** begin Exercise material **

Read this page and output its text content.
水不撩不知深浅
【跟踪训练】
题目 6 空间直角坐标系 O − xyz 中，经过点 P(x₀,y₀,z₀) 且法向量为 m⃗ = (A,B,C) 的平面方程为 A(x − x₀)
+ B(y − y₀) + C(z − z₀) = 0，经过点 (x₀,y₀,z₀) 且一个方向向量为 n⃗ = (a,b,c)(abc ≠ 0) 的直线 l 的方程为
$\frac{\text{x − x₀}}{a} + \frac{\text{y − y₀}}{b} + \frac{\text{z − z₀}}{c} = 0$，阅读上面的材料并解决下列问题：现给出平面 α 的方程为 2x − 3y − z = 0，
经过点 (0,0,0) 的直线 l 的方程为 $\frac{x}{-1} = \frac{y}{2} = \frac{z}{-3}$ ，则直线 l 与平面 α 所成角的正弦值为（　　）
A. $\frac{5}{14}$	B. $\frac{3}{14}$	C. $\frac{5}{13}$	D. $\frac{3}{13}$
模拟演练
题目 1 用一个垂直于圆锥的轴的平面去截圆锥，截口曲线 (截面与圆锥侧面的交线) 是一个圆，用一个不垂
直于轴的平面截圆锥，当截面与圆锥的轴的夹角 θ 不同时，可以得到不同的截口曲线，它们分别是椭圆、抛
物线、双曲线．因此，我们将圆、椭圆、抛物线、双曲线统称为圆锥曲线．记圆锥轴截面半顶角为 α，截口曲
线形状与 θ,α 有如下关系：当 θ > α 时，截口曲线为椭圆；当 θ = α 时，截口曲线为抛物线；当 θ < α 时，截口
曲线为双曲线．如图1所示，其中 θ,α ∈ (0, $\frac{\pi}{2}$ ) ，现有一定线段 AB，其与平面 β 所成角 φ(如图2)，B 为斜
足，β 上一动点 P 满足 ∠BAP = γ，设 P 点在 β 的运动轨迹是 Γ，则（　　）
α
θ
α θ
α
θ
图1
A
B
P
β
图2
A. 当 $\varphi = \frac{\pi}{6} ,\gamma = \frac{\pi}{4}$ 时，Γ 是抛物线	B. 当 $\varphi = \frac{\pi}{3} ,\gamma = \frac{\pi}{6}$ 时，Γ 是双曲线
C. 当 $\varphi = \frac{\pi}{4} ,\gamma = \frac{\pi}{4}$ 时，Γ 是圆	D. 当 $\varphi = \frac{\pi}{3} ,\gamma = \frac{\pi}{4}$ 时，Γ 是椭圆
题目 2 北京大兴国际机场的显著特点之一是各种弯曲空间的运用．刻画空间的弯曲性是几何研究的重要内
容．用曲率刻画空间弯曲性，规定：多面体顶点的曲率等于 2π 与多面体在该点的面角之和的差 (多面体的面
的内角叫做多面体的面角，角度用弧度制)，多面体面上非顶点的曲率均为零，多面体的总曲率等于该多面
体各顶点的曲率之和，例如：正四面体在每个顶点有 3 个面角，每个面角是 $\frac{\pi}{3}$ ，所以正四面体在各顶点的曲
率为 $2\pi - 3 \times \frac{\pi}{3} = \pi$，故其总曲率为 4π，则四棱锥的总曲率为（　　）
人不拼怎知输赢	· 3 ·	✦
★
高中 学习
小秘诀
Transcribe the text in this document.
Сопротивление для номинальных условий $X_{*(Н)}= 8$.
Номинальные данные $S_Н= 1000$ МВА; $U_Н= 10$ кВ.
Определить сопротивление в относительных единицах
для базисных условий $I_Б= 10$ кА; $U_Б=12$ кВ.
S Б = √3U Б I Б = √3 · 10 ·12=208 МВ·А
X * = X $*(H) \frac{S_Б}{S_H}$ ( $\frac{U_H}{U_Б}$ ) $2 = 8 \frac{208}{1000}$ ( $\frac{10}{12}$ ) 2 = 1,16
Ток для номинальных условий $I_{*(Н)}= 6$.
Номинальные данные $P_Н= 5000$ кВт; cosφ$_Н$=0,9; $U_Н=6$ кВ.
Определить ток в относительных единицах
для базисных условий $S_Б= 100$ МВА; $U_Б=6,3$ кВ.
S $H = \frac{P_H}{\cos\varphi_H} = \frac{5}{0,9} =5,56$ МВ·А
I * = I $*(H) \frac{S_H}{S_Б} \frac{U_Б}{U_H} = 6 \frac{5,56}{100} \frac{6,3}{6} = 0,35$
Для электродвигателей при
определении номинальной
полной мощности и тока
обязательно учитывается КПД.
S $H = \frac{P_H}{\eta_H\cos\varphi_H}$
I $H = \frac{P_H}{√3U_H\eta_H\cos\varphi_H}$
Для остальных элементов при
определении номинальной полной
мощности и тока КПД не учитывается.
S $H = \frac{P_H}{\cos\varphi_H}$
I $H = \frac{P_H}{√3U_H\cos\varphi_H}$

** end Exercise material **

**Task directions**.
Each line of the material should be echoed exactly.

**Solution to this exercise**.
Read this page and output its text content.
水不撩不知深浅
【跟踪训练】
题目 6 空间直角坐标系 O − xyz 中，经过点 P(x₀,y₀,z₀) 且法向量为 m⃗ = (A,B,C) 的平面方程为 A(x − x₀)
+ B(y − y₀) + C(z − z₀) = 0，经过点 (x₀,y₀,z₀) 且一个方向向量为 n⃗ = (a,b,c)(abc ≠ 0) 的直线 l 的方程为
$\frac{\text{x − x₀}}{a} + \frac{\text{y − y₀}}{b} + \frac{\text{z − z₀}}{c} = 0$，阅读上面的材料并解决下列问题：现给出平面 α 的方程为 2x − 3y − z = 0，
经过点 (0,0,0) 的直线 l 的方程为 $\frac{x}{-1} = \frac{y}{2} = \frac{z}{-3}$ ，则直线 l 与平面 α 所成角的正弦值为（　　）
A. $\frac{5}{14}$	B. $\frac{3}{14}$	C. $\frac{5}{13}$	D. $\frac{3}{13}$
模拟演练
题目 1 用一个垂直于圆锥的轴的平面去截圆锥，截口曲线 (截面与圆锥侧面的交线) 是一个圆，用一个不垂
直于轴的平面截圆锥，当截面与圆锥的轴的夹角 θ 不同时，可以得到不同的截口曲线，它们分别是椭圆、抛
物线、双曲线．因此，我们将圆、椭圆、抛物线、双曲线统称为圆锥曲线．记圆锥轴截面半顶角为 α，截口曲
线形状与 θ,α 有如下关系：当 θ > α 时，截口曲线为椭圆；当 θ = α 时，截口曲线为抛物线；当 θ < α 时，截口
曲线为双曲线．如图1所示，其中 θ,α ∈ (0, $\frac{\pi}{2}$ ) ，现有一定线段 AB，其与平面 β 所成角 φ(如图2)，B 为斜
足，β 上一动点 P 满足 ∠BAP = γ，设 P 点在 β 的运动轨迹是 Γ，则（　　）
α
θ
α θ
α
θ
图1
A
B
P
β
图2
A. 当 $\varphi = \frac{\pi}{6} ,\gamma = \frac{\pi}{4}$ 时，Γ 是抛物线	B. 当 $\varphi = \frac{\pi}{3} ,\gamma = \frac{\pi}{6}$ 时，Γ 是双曲线
C. 当 $\varphi = \frac{\pi}{4} ,\gamma = \frac{\pi}{4}$ 时，Γ 是圆	D. 当 $\varphi = \frac{\pi}{3} ,\gamma = \frac{\pi}{4}$ 时，Γ 是椭圆
题目 2 北京大兴国际机场的显著特点之一是各种弯曲空间的运用．刻画空间的弯曲性是几何研究的重要内
容．用曲率刻画空间弯曲性，规定：多面体顶点的曲率等于 2π 与多面体在该点的面角之和的差 (多面体的面
的内角叫做多面体的面角，角度用弧度制)，多面体面上非顶点的曲率均为零，多面体的总曲率等于该多面
体各顶点的曲率之和，例如：正四面体在每个顶点有 3 个面角，每个面角是 $\frac{\pi}{3}$ ，所以正四面体在各顶点的曲
率为 $2\pi - 3 \times \frac{\pi}{3} = \pi$，故其总曲率为 4π，则四棱锥的总曲率为（　　）
人不拼怎知输赢	· 3 ·	✦
★
高中 学习
小秘诀
Transcribe the text in this document.
Сопротивление для номинальных условий $X_{*(Н)}= 8$.
Номинальные данные $S_Н= 1000$ МВА; $U_Н= 10$ кВ.
Определить сопротивление в относительных единицах
для базисных условий $I_Б= 10$ кА; $U_Б=12$ кВ.
S Б = √3U Б I Б = √3 · 10 ·12=208 МВ·А
X * = X $*(H) \frac{S_Б}{S_H}$ ( $\frac{U_H}{U_Б}$ ) $2 = 8 \frac{208}{1000}$ ( $\frac{10}{12}$ ) 2 = 1,16
Ток для номинальных условий $I_{*(Н)}= 6$.
Номинальные данные $P_Н= 5000$ кВт; cosφ$_Н$=0,9; $U_Н=6$ кВ.
Определить ток в относительных единицах
для базисных условий $S_Б= 100$ МВА; $U_Б=6,3$ кВ.
S $H = \frac{P_H}{\cos\varphi_H} = \frac{5}{0,9} =5,56$ МВ·А
I * = I $*(H) \frac{S_H}{S_Б} \frac{U_Б}{U_H} = 6 \frac{5,56}{100} \frac{6,3}{6} = 0,35$
Для электродвигателей при
определении номинальной
полной мощности и тока
обязательно учитывается КПД.
S $H = \frac{P_H}{\eta_H\cos\varphi_H}$
I $H = \frac{P_H}{√3U_H\eta_H\cos\varphi_H}$
Для остальных элементов при
определении номинальной полной
мощности и тока КПД не учитывается.
S $H = \frac{P_H}{\cos\varphi_H}$
I $H = \frac{P_H}{√3U_H\cos\varphi_H}$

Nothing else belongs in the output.